— start Dataset excerpts —

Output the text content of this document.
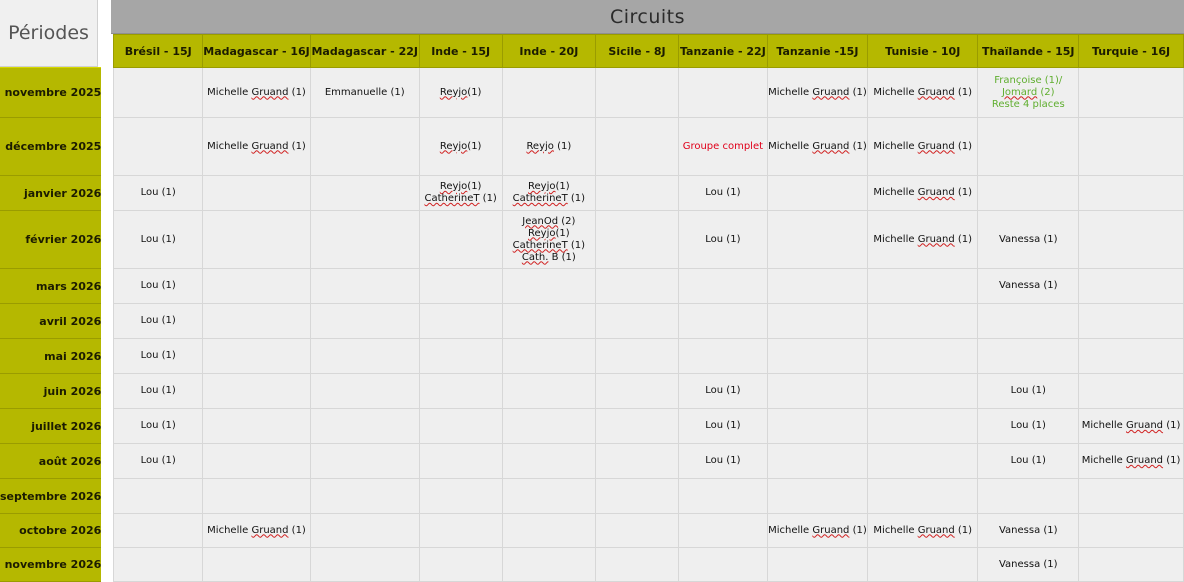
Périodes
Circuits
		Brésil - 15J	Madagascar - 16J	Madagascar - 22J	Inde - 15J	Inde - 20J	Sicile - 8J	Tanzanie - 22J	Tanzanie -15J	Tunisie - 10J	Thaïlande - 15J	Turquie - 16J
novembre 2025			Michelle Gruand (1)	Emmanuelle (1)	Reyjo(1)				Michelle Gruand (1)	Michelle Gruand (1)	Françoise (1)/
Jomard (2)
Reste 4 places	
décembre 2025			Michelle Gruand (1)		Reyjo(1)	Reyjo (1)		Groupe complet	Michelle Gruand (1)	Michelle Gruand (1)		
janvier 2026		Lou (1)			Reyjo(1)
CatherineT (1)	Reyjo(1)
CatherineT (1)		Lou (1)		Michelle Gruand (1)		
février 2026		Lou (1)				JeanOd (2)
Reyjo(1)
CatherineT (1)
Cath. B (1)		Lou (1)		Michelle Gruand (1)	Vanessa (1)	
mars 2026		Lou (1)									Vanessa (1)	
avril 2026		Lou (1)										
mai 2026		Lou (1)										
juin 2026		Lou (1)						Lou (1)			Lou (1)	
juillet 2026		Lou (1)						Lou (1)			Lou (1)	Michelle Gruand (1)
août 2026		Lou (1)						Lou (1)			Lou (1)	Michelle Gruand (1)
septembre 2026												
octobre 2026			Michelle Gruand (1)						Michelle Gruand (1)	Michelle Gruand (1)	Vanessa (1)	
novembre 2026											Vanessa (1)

— end Dataset excerpts —
— start Dataset excerpts —

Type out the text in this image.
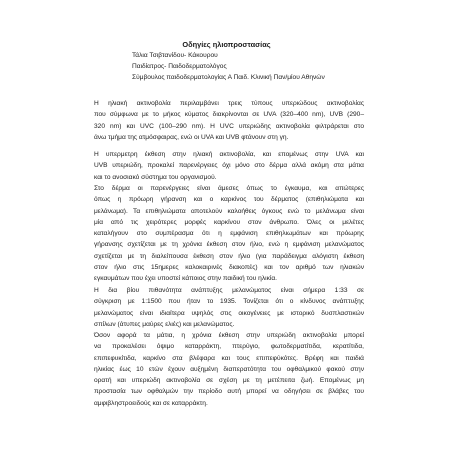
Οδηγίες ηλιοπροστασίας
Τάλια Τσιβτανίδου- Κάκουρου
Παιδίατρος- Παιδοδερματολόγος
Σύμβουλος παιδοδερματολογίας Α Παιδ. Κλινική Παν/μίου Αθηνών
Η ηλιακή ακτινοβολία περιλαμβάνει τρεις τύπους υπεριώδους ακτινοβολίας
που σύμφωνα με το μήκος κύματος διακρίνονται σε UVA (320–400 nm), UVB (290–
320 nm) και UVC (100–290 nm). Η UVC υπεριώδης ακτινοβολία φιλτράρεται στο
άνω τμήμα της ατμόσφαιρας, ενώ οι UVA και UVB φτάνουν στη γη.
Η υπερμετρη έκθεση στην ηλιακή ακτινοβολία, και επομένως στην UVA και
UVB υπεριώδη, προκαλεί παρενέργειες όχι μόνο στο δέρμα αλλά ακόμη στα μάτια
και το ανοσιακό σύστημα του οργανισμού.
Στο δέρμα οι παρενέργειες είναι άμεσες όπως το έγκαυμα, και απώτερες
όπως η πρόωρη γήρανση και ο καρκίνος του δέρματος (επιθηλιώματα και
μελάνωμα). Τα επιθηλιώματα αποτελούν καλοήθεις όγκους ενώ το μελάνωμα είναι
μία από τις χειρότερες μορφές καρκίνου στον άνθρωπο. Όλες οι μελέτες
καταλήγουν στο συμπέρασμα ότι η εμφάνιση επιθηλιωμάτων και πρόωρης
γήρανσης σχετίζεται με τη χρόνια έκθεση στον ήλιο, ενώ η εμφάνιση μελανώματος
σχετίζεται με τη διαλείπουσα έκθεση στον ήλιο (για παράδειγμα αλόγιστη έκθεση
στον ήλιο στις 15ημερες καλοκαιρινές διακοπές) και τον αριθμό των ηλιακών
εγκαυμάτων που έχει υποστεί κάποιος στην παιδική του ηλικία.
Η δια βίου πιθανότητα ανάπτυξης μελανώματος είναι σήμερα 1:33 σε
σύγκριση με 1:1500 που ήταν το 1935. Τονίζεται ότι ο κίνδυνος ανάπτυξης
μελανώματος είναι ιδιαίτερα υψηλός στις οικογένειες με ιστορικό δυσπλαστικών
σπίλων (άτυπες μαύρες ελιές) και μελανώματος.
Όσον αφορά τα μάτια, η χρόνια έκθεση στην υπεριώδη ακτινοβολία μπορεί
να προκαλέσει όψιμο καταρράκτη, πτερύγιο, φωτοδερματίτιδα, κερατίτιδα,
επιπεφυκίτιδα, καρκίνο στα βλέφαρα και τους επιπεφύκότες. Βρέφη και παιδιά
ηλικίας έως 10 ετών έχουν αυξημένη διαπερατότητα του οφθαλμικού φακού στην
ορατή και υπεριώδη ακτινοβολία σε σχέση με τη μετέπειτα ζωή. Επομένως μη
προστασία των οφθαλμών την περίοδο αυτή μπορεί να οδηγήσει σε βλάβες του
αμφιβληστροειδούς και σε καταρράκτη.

— end Dataset excerpts —

Looking at the data above, show all lines where the word "ηλιακή" occurs.

Η ηλιακή ακτινοβολία περιλαμβάνει τρεις τύπους υπεριώδους ακτινοβολίας
Η υπερμετρη έκθεση στην ηλιακή ακτινοβολία, και επομένως στην UVA και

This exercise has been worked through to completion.